— Start EXTRACTED MATERIAL —

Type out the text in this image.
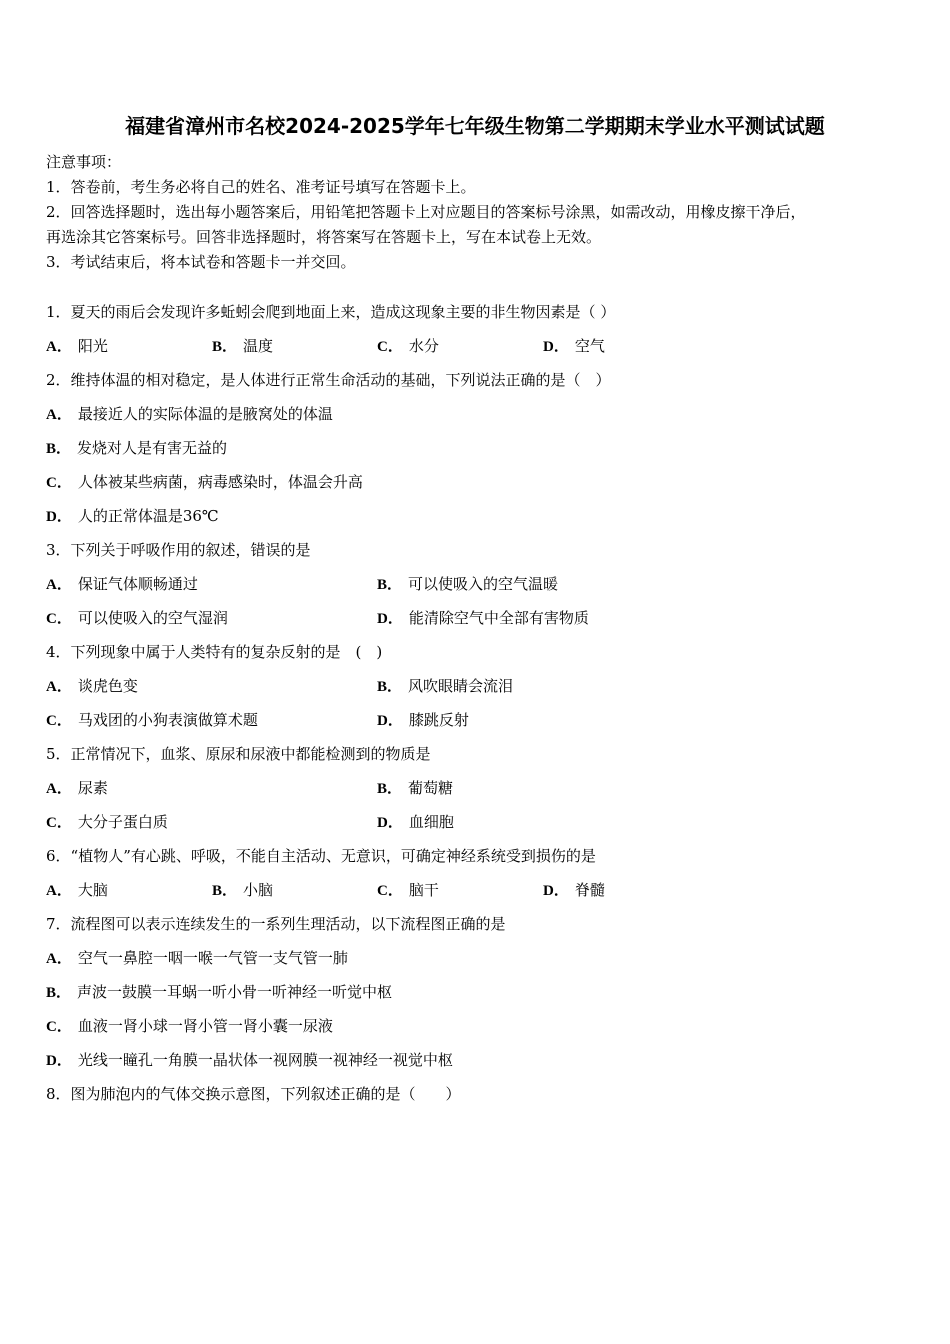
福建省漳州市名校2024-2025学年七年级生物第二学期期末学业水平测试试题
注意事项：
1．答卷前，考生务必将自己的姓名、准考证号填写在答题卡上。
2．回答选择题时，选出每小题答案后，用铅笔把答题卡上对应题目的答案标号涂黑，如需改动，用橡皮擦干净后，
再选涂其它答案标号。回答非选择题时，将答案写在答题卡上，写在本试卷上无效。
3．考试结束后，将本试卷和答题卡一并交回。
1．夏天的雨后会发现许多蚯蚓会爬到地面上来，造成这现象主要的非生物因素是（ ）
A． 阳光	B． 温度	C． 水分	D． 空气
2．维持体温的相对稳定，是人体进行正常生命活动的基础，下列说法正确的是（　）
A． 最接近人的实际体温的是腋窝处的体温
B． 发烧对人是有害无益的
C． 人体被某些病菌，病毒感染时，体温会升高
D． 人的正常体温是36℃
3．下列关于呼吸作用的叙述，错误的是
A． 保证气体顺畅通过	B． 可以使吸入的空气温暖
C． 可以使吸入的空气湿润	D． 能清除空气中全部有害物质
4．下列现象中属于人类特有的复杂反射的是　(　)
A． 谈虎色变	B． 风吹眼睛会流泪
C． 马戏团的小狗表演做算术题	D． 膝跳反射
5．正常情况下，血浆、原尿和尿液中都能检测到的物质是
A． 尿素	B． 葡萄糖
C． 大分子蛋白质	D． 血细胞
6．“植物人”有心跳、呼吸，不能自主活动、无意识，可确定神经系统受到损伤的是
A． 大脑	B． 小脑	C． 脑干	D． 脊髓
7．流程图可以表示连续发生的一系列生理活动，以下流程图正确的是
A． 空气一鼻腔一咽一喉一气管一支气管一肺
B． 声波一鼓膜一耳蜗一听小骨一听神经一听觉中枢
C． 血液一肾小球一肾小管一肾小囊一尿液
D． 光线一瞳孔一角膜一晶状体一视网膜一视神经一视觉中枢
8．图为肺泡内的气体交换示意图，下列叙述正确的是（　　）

— End EXTRACTED MATERIAL —

# [TASK TO COMPLETE]
Repeat all of the records verbatim, leaving out the pictures.

# [REPLY]
Type out the text in this image.
福建省漳州市名校2024-2025学年七年级生物第二学期期末学业水平测试试题
注意事项：
1．答卷前，考生务必将自己的姓名、准考证号填写在答题卡上。
2．回答选择题时，选出每小题答案后，用铅笔把答题卡上对应题目的答案标号涂黑，如需改动，用橡皮擦干净后，
再选涂其它答案标号。回答非选择题时，将答案写在答题卡上，写在本试卷上无效。
3．考试结束后，将本试卷和答题卡一并交回。
1．夏天的雨后会发现许多蚯蚓会爬到地面上来，造成这现象主要的非生物因素是（ ）
A． 阳光	B． 温度	C． 水分	D． 空气
2．维持体温的相对稳定，是人体进行正常生命活动的基础，下列说法正确的是（　）
A． 最接近人的实际体温的是腋窝处的体温
B． 发烧对人是有害无益的
C． 人体被某些病菌，病毒感染时，体温会升高
D． 人的正常体温是36℃
3．下列关于呼吸作用的叙述，错误的是
A． 保证气体顺畅通过	B． 可以使吸入的空气温暖
C． 可以使吸入的空气湿润	D． 能清除空气中全部有害物质
4．下列现象中属于人类特有的复杂反射的是　(　)
A． 谈虎色变	B． 风吹眼睛会流泪
C． 马戏团的小狗表演做算术题	D． 膝跳反射
5．正常情况下，血浆、原尿和尿液中都能检测到的物质是
A． 尿素	B． 葡萄糖
C． 大分子蛋白质	D． 血细胞
6．“植物人”有心跳、呼吸，不能自主活动、无意识，可确定神经系统受到损伤的是
A． 大脑	B． 小脑	C． 脑干	D． 脊髓
7．流程图可以表示连续发生的一系列生理活动，以下流程图正确的是
A． 空气一鼻腔一咽一喉一气管一支气管一肺
B． 声波一鼓膜一耳蜗一听小骨一听神经一听觉中枢
C． 血液一肾小球一肾小管一肾小囊一尿液
D． 光线一瞳孔一角膜一晶状体一视网膜一视神经一视觉中枢
8．图为肺泡内的气体交换示意图，下列叙述正确的是（　　）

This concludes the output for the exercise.